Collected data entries
########################################
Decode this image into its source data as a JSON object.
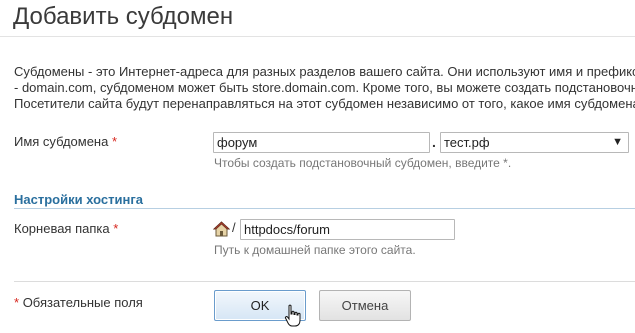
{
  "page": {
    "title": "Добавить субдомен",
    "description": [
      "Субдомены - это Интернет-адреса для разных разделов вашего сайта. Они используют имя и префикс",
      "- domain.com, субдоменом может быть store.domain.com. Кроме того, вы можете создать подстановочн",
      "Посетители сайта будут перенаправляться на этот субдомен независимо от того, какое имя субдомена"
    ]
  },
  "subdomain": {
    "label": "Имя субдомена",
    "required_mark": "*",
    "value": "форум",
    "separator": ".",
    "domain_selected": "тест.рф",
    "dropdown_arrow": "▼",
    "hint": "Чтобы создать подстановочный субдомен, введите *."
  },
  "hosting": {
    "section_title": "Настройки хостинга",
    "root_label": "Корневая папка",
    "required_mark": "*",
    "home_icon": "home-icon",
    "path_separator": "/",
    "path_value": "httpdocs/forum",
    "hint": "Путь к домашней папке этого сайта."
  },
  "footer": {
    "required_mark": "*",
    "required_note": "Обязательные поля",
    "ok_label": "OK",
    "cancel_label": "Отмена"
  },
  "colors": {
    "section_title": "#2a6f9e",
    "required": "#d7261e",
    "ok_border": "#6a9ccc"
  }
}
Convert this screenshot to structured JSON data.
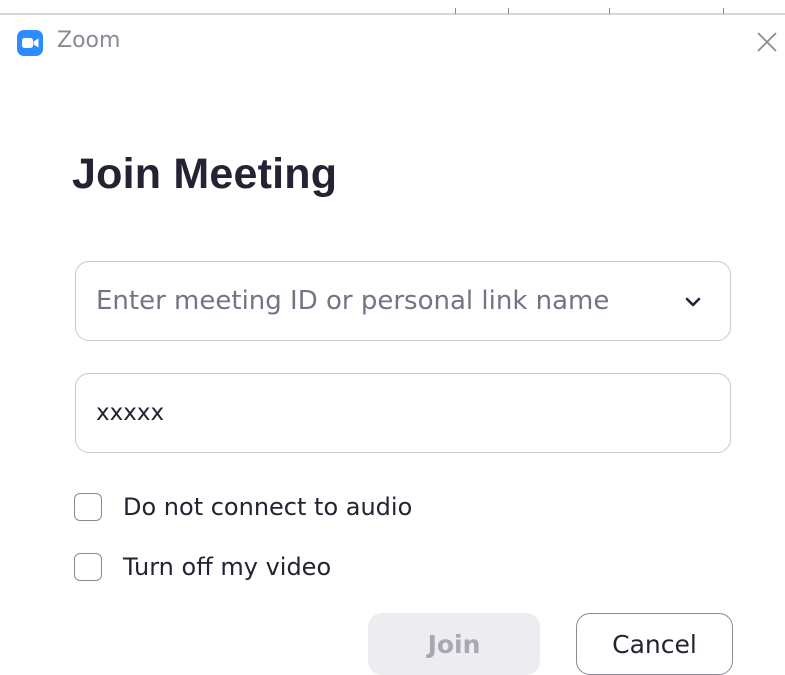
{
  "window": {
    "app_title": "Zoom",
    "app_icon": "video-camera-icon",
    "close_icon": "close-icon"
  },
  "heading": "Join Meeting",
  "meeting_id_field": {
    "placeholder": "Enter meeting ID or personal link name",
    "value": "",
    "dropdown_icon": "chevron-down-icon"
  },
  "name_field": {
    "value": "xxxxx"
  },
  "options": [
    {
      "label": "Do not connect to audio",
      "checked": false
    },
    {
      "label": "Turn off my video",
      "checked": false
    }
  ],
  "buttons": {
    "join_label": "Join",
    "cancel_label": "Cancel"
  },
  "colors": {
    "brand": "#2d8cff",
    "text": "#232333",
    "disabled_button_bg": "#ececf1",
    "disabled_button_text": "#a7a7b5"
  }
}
########################################
## The task
Above are some records. Count the lines among them with the word "создать", and answer with the number only.

## The output
2